[Stored records]

______

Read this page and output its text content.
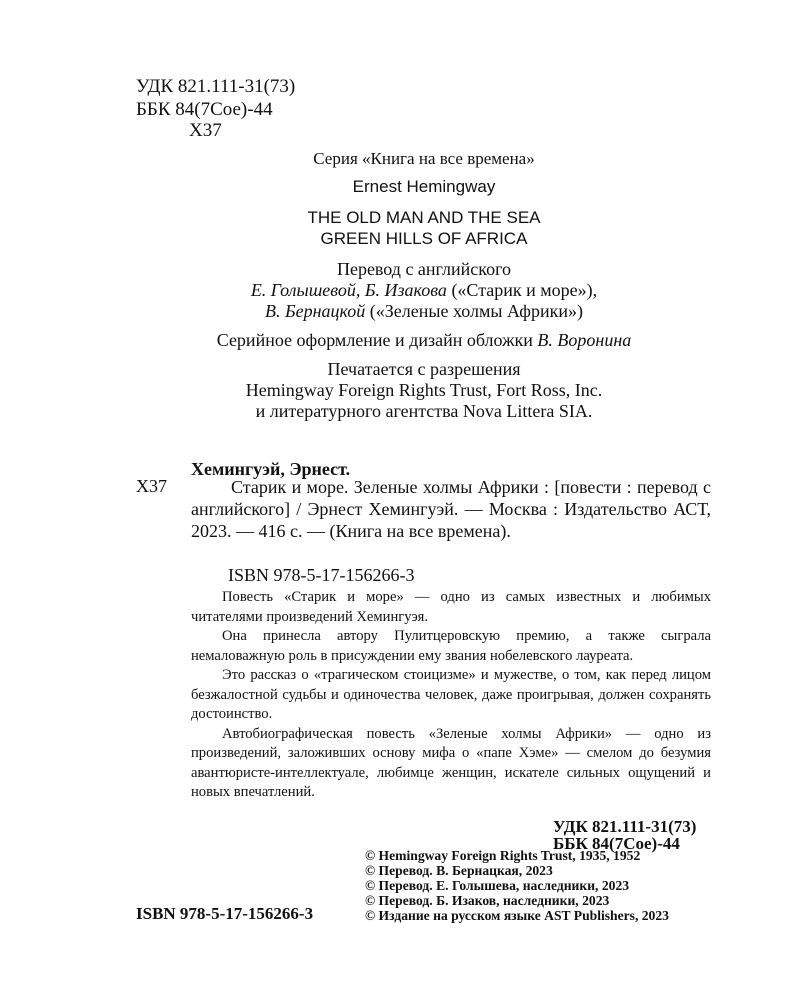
УДК 821.111-31(73)
ББК 84(7Сое)-44
Х37
Серия «Книга на все времена»
Ernest Hemingway
THE OLD MAN AND THE SEA
GREEN HILLS OF AFRICA
Перевод с английского
Е. Голышевой, Б. Изакова («Старик и море»),
В. Бернацкой («Зеленые холмы Африки»)
Серийное оформление и дизайн обложки В. Воронина
Печатается с разрешения
Hemingway Foreign Rights Trust, Fort Ross, Inc.
и литературного агентства Nova Littera SIA.
Хемингуэй, Эрнест.
Х37	Старик и море. Зеленые холмы Африки : [повести : перевод с английского] / Эрнест Хемингуэй. — Москва : Издательство АСТ, 2023. — 416 с. — (Книга на все времена).
ISBN 978-5-17-156266-3

Повесть «Старик и море» — одно из самых известных и любимых читателями произведений Хемингуэя.

Она принесла автору Пулитцеровскую премию, а также сыграла немаловажную роль в присуждении ему звания нобелевского лауреата.

Это рассказ о «трагическом стоицизме» и мужестве, о том, как перед лицом безжалостной судьбы и одиночества человек, даже проигрывая, должен сохранять достоинство.

Автобиографическая повесть «Зеленые холмы Африки» — одно из произведений, заложивших основу мифа о «папе Хэме» — смелом до безумия авантюристе-интеллектуале, любимце женщин, искателе сильных ощущений и новых впечатлений.

УДК 821.111-31(73)
ББК 84(7Сое)-44
ISBN 978-5-17-156266-3
© Hemingway Foreign Rights Trust, 1935, 1952
© Перевод. В. Бернацкая, 2023
© Перевод. Е. Голышева, наследники, 2023
© Перевод. Б. Изаков, наследники, 2023
© Издание на русском языке AST Publishers, 2023
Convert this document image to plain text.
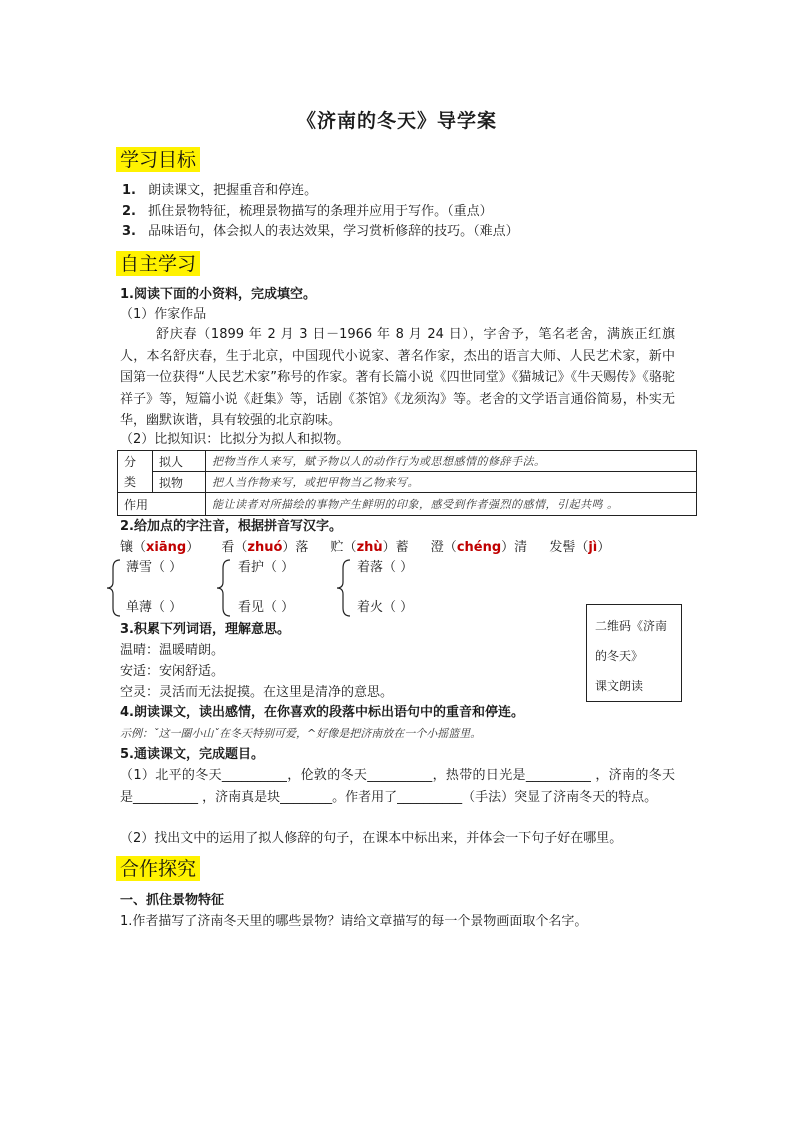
《济南的冬天》导学案
学习目标
1. 朗读课文，把握重音和停连。
2. 抓住景物特征，梳理景物描写的条理并应用于写作。（重点）
3. 品味语句，体会拟人的表达效果，学习赏析修辞的技巧。（难点）
自主学习
1.阅读下面的小资料，完成填空。
（1）作家作品
舒庆春（1899 年 2 月 3 日－1966 年 8 月 24 日），字舍予，笔名老舍，满族正红旗人，本名舒庆春，生于北京，中国现代小说家、著名作家，杰出的语言大师、人民艺术家，新中国第一位获得“人民艺术家”称号的作家。著有长篇小说《四世同堂》《猫城记》《牛天赐传》《骆驼祥子》等，短篇小说《赶集》等，话剧《茶馆》《龙须沟》等。老舍的文学语言通俗简易，朴实无华，幽默诙谐，具有较强的北京韵味。
（2）比拟知识：比拟分为拟人和拟物。
分	拟人	把物当作人来写，赋予物以人的动作行为或思想感情的修辞手法。
类	拟物	把人当作物来写，或把甲物当乙物来写。
作用		能让读者对所描绘的事物产生鲜明的印象，感受到作者强烈的感情，引起共鸣 。
2.给加点的字注音，根据拼音写汉字。
镶（xiāng） 看（zhuó）落 贮（zhù）蓄 澄（chéng）清 发髻（jì）
薄雪（ ）
单薄（ ）
看护（ ）
看见（ ）
着落（ ）
着火（ ）
二维码《济南
的冬天》
课文朗读
3.积累下列词语，理解意思。
温晴：温暖晴朗。
安适：安闲舒适。
空灵：灵活而无法捉摸。在这里是清净的意思。
4.朗读课文，读出感情，在你喜欢的段落中标出语句中的重音和停连。
示例：ˇ这一圈小山ˇ在冬天特别可爱，^好像是把济南放在一个小摇篮里。
5.通读课文，完成题目。
（1）北平的冬天__________，伦敦的冬天__________，热带的日光是__________ ，济南的冬天是__________ ，济南真是块________。作者用了__________（手法）突显了济南冬天的特点。
（2）找出文中的运用了拟人修辞的句子，在课本中标出来，并体会一下句子好在哪里。
合作探究
一、抓住景物特征
1.作者描写了济南冬天里的哪些景物？请给文章描写的每一个景物画面取个名字。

______

→ **Challenge**:
Your copy should repeat each entry above exactly but contain no pictures.

→ **Solution to the exercise**:
Read this page and output its text content.
УДК 821.111-31(73)
ББК 84(7Сое)-44
Х37
Серия «Книга на все времена»
Ernest Hemingway
THE OLD MAN AND THE SEA
GREEN HILLS OF AFRICA
Перевод с английского
Е. Голышевой, Б. Изакова («Старик и море»),
В. Бернацкой («Зеленые холмы Африки»)
Серийное оформление и дизайн обложки В. Воронина
Печатается с разрешения
Hemingway Foreign Rights Trust, Fort Ross, Inc.
и литературного агентства Nova Littera SIA.
Хемингуэй, Эрнест.
Х37	Старик и море. Зеленые холмы Африки : [повести : перевод с английского] / Эрнест Хемингуэй. — Москва : Издательство АСТ, 2023. — 416 с. — (Книга на все времена).
ISBN 978-5-17-156266-3

Повесть «Старик и море» — одно из самых известных и любимых читателями произведений Хемингуэя.

Она принесла автору Пулитцеровскую премию, а также сыграла немаловажную роль в присуждении ему звания нобелевского лауреата.

Это рассказ о «трагическом стоицизме» и мужестве, о том, как перед лицом безжалостной судьбы и одиночества человек, даже проигрывая, должен сохранять достоинство.

Автобиографическая повесть «Зеленые холмы Африки» — одно из произведений, заложивших основу мифа о «папе Хэме» — смелом до безумия авантюристе-интеллектуале, любимце женщин, искателе сильных ощущений и новых впечатлений.

УДК 821.111-31(73)
ББК 84(7Сое)-44
ISBN 978-5-17-156266-3
© Hemingway Foreign Rights Trust, 1935, 1952
© Перевод. В. Бернацкая, 2023
© Перевод. Е. Голышева, наследники, 2023
© Перевод. Б. Изаков, наследники, 2023
© Издание на русском языке AST Publishers, 2023
Convert this document image to plain text.
《济南的冬天》导学案
学习目标
1. 朗读课文，把握重音和停连。
2. 抓住景物特征，梳理景物描写的条理并应用于写作。（重点）
3. 品味语句，体会拟人的表达效果，学习赏析修辞的技巧。（难点）
自主学习
1.阅读下面的小资料，完成填空。
（1）作家作品
舒庆春（1899 年 2 月 3 日－1966 年 8 月 24 日），字舍予，笔名老舍，满族正红旗人，本名舒庆春，生于北京，中国现代小说家、著名作家，杰出的语言大师、人民艺术家，新中国第一位获得“人民艺术家”称号的作家。著有长篇小说《四世同堂》《猫城记》《牛天赐传》《骆驼祥子》等，短篇小说《赶集》等，话剧《茶馆》《龙须沟》等。老舍的文学语言通俗简易，朴实无华，幽默诙谐，具有较强的北京韵味。
（2）比拟知识：比拟分为拟人和拟物。
分	拟人	把物当作人来写，赋予物以人的动作行为或思想感情的修辞手法。
类	拟物	把人当作物来写，或把甲物当乙物来写。
作用		能让读者对所描绘的事物产生鲜明的印象，感受到作者强烈的感情，引起共鸣 。
2.给加点的字注音，根据拼音写汉字。
镶（xiāng） 看（zhuó）落 贮（zhù）蓄 澄（chéng）清 发髻（jì）
薄雪（ ）
单薄（ ）
看护（ ）
看见（ ）
着落（ ）
着火（ ）
二维码《济南
的冬天》
课文朗读
3.积累下列词语，理解意思。
温晴：温暖晴朗。
安适：安闲舒适。
空灵：灵活而无法捉摸。在这里是清净的意思。
4.朗读课文，读出感情，在你喜欢的段落中标出语句中的重音和停连。
示例：ˇ这一圈小山ˇ在冬天特别可爱，^好像是把济南放在一个小摇篮里。
5.通读课文，完成题目。
（1）北平的冬天__________，伦敦的冬天__________，热带的日光是__________ ，济南的冬天是__________ ，济南真是块________。作者用了__________（手法）突显了济南冬天的特点。
（2）找出文中的运用了拟人修辞的句子，在课本中标出来，并体会一下句子好在哪里。
合作探究
一、抓住景物特征
1.作者描写了济南冬天里的哪些景物？请给文章描写的每一个景物画面取个名字。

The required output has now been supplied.